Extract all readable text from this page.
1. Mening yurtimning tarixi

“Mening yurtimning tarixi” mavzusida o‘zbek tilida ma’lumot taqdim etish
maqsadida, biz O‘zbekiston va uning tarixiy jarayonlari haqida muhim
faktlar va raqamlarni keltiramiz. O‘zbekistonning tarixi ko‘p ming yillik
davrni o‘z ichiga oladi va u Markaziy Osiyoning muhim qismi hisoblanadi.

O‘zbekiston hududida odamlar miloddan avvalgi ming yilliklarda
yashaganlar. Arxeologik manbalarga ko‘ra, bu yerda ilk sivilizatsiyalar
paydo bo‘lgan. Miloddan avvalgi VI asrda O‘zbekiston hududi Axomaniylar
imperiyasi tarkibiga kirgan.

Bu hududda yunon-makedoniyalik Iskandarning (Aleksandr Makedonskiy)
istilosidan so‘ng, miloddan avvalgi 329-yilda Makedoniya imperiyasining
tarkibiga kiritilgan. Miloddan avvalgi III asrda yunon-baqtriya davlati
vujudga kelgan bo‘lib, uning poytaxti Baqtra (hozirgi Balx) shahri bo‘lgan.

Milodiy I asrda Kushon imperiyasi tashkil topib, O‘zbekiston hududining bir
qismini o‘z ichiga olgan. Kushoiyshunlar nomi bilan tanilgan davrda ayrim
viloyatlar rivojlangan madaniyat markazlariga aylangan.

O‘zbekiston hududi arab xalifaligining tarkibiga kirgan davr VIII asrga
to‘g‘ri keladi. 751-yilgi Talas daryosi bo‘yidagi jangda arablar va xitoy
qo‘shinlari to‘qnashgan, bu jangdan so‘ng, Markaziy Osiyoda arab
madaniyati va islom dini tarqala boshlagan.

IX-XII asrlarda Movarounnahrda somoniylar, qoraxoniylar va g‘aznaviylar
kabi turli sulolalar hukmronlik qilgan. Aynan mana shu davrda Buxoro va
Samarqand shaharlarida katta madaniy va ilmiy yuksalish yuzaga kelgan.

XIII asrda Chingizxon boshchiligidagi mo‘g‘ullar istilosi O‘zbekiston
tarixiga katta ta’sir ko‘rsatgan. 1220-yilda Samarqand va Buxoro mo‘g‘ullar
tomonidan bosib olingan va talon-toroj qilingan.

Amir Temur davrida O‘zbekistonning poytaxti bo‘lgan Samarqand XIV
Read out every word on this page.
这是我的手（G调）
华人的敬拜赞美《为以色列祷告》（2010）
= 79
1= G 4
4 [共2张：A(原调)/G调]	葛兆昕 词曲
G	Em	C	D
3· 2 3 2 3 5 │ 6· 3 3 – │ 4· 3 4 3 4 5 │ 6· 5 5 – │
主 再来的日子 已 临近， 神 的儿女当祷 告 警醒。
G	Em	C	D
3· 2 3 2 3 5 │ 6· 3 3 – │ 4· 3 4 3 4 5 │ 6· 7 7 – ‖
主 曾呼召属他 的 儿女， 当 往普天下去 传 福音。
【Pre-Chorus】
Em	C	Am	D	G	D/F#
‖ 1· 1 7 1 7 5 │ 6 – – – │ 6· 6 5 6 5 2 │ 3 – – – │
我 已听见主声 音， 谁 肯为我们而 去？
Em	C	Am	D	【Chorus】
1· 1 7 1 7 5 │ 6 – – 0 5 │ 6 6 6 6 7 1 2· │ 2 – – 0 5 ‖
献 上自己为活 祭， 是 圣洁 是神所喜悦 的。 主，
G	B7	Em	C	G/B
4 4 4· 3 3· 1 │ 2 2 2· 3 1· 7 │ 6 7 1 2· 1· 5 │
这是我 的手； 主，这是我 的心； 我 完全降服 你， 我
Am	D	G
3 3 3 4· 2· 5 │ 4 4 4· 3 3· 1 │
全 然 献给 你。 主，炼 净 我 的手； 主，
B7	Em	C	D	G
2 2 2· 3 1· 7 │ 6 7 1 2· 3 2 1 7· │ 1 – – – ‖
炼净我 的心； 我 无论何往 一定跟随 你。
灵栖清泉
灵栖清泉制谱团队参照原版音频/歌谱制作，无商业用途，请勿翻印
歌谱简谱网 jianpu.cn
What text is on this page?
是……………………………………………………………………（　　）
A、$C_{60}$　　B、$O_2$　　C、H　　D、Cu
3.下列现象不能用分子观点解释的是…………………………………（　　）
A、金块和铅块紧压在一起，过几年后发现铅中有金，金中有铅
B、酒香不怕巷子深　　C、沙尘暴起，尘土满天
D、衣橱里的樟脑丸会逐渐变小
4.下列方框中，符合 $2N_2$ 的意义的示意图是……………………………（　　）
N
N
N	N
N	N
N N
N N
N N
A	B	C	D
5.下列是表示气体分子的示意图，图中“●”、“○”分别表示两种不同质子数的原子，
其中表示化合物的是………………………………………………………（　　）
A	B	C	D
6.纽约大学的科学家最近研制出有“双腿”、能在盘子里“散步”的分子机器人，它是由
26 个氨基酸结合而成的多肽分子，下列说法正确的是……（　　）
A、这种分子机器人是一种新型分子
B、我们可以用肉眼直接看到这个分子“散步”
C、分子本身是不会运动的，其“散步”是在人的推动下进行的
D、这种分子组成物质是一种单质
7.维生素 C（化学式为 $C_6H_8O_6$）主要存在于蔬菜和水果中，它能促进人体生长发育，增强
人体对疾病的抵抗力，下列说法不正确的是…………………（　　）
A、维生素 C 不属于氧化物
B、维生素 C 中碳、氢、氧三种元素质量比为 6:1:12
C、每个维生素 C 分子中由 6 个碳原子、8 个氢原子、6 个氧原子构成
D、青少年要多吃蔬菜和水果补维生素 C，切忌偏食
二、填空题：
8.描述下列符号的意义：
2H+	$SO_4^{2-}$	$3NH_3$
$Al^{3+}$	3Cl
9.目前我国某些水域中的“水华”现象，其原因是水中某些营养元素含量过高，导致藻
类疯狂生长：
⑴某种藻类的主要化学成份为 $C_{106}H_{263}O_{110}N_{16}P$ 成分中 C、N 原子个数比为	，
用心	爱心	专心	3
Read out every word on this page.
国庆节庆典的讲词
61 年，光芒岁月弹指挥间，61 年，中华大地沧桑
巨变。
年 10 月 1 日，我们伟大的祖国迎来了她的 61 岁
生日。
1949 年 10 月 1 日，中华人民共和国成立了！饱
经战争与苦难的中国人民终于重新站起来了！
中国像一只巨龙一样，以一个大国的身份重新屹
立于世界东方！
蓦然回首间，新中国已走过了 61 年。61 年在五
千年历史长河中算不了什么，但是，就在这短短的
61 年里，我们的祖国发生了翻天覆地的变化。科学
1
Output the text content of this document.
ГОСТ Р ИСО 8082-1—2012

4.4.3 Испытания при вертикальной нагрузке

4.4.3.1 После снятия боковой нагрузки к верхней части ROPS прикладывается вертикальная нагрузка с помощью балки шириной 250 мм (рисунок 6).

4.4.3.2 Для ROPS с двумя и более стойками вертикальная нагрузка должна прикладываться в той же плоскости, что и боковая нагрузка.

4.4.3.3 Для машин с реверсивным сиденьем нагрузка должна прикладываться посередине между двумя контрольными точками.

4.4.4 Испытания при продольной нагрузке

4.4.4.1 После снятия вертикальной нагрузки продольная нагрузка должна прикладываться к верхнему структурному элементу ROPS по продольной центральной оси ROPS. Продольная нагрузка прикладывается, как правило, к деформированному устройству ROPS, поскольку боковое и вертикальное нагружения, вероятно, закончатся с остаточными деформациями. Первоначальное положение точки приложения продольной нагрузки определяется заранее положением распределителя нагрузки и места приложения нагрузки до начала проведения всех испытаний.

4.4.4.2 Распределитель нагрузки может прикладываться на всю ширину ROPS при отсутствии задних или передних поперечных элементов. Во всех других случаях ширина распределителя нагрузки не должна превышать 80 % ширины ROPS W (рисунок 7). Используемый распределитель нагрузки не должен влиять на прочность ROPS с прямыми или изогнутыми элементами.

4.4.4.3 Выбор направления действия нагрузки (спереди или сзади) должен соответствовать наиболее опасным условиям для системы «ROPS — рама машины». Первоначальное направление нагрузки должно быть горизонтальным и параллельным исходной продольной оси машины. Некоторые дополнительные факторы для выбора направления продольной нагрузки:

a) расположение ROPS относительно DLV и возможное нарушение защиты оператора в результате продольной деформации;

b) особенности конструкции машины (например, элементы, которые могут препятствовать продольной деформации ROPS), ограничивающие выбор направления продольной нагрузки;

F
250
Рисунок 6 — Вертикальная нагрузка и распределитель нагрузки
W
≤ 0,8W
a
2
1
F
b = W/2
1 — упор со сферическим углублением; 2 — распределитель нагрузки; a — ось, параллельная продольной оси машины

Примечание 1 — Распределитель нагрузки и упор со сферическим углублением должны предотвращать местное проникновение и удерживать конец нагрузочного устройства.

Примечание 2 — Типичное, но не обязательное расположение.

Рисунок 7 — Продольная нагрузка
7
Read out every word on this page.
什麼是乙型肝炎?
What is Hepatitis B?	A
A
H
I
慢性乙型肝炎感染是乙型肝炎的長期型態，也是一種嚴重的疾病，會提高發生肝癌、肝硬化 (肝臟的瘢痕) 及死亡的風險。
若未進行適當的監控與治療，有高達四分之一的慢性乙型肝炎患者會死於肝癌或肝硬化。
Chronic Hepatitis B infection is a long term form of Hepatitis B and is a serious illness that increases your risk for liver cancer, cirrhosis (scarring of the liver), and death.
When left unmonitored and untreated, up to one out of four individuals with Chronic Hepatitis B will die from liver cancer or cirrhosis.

• JOB:
Search the records for the word "ullar", then list every line that has it.

• RESPONSE TO THE EXERCISE:
XIII asrda Chingizxon boshchiligidagi mo‘g‘ullar istilosi O‘zbekiston
tarixiga katta ta’sir ko‘rsatgan. 1220-yilda Samarqand va Buxoro mo‘g‘ullar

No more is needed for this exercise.